═══ DATA PROVIDED

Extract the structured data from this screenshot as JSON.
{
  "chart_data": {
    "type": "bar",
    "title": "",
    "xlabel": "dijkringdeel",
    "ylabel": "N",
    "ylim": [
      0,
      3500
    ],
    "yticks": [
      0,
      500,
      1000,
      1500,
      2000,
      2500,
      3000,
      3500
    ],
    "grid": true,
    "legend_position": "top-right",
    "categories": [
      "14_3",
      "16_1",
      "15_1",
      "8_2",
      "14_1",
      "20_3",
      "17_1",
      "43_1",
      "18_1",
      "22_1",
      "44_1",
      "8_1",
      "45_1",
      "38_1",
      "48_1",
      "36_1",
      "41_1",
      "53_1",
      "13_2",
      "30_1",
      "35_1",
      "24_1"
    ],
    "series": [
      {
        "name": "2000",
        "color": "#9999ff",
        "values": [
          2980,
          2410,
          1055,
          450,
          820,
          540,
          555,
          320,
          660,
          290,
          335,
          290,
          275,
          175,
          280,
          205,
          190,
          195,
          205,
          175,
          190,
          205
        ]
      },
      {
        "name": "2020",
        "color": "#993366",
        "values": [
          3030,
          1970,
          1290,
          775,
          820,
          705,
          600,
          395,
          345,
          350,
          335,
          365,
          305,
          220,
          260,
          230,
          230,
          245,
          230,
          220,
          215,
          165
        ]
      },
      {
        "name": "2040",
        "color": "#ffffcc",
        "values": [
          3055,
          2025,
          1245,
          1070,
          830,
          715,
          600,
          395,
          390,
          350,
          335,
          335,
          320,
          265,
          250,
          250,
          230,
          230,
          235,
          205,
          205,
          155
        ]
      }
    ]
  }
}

══════

THE EXERCISE — Print every entry exactly as written.

EXERCISE SOLUTION —
Extract the structured data from this screenshot as JSON.
{
  "chart_data": {
    "type": "bar",
    "title": "",
    "xlabel": "dijkringdeel",
    "ylabel": "N",
    "ylim": [
      0,
      3500
    ],
    "yticks": [
      0,
      500,
      1000,
      1500,
      2000,
      2500,
      3000,
      3500
    ],
    "grid": true,
    "legend_position": "top-right",
    "categories": [
      "14_3",
      "16_1",
      "15_1",
      "8_2",
      "14_1",
      "20_3",
      "17_1",
      "43_1",
      "18_1",
      "22_1",
      "44_1",
      "8_1",
      "45_1",
      "38_1",
      "48_1",
      "36_1",
      "41_1",
      "53_1",
      "13_2",
      "30_1",
      "35_1",
      "24_1"
    ],
    "series": [
      {
        "name": "2000",
        "color": "#9999ff",
        "values": [
          2980,
          2410,
          1055,
          450,
          820,
          540,
          555,
          320,
          660,
          290,
          335,
          290,
          275,
          175,
          280,
          205,
          190,
          195,
          205,
          175,
          190,
          205
        ]
      },
      {
        "name": "2020",
        "color": "#993366",
        "values": [
          3030,
          1970,
          1290,
          775,
          820,
          705,
          600,
          395,
          345,
          350,
          335,
          365,
          305,
          220,
          260,
          230,
          230,
          245,
          230,
          220,
          215,
          165
        ]
      },
      {
        "name": "2040",
        "color": "#ffffcc",
        "values": [
          3055,
          2025,
          1245,
          1070,
          830,
          715,
          600,
          395,
          390,
          350,
          335,
          335,
          320,
          265,
          250,
          250,
          230,
          230,
          235,
          205,
          205,
          155
        ]
      }
    ]
  }
}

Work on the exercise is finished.